start

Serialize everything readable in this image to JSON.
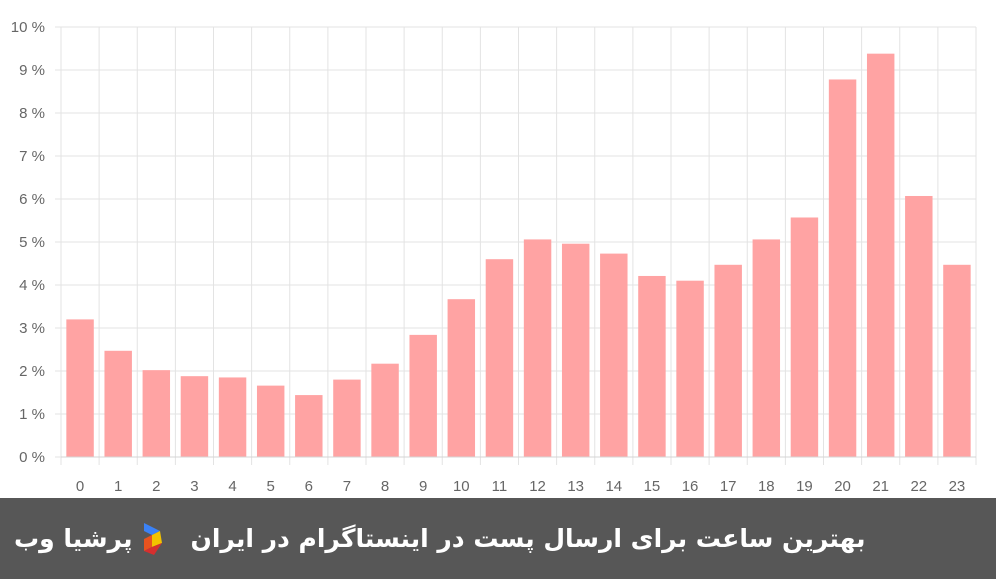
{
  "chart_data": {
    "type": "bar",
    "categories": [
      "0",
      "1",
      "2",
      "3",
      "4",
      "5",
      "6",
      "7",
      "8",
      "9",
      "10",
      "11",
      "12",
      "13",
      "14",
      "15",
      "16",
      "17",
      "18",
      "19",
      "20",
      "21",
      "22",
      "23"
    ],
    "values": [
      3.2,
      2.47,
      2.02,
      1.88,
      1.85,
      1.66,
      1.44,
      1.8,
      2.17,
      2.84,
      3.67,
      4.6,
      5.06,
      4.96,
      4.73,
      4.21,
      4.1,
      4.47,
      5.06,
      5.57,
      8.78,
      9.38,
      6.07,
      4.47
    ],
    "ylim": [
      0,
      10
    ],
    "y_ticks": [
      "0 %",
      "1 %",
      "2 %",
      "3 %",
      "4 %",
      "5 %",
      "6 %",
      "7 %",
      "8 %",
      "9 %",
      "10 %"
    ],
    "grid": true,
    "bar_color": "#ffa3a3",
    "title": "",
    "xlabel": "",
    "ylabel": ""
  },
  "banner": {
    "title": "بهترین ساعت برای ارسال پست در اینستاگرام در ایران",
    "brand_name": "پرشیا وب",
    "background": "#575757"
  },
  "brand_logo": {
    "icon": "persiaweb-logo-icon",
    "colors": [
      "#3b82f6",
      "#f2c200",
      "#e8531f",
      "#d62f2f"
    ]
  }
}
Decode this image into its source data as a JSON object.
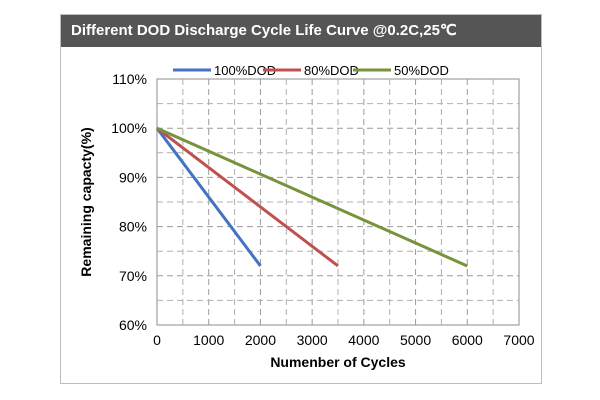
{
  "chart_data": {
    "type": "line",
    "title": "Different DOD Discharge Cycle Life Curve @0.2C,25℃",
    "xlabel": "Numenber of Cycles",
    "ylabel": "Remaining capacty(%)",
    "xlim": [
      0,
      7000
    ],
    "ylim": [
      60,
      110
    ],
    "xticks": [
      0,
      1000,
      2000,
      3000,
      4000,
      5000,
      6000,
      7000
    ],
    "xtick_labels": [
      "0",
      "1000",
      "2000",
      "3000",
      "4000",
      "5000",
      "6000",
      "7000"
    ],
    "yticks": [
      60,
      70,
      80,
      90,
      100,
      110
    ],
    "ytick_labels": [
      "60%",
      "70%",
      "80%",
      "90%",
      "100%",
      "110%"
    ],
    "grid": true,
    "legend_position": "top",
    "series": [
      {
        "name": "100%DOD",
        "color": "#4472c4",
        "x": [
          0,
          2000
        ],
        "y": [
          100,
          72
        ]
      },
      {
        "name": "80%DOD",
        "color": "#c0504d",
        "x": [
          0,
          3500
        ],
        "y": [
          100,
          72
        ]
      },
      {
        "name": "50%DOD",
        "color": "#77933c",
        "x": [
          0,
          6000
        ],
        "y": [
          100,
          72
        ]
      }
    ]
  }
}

end

> What is required:
How many lines in the entries contain the string "this"? Answer with the number only.

> Full answer:
2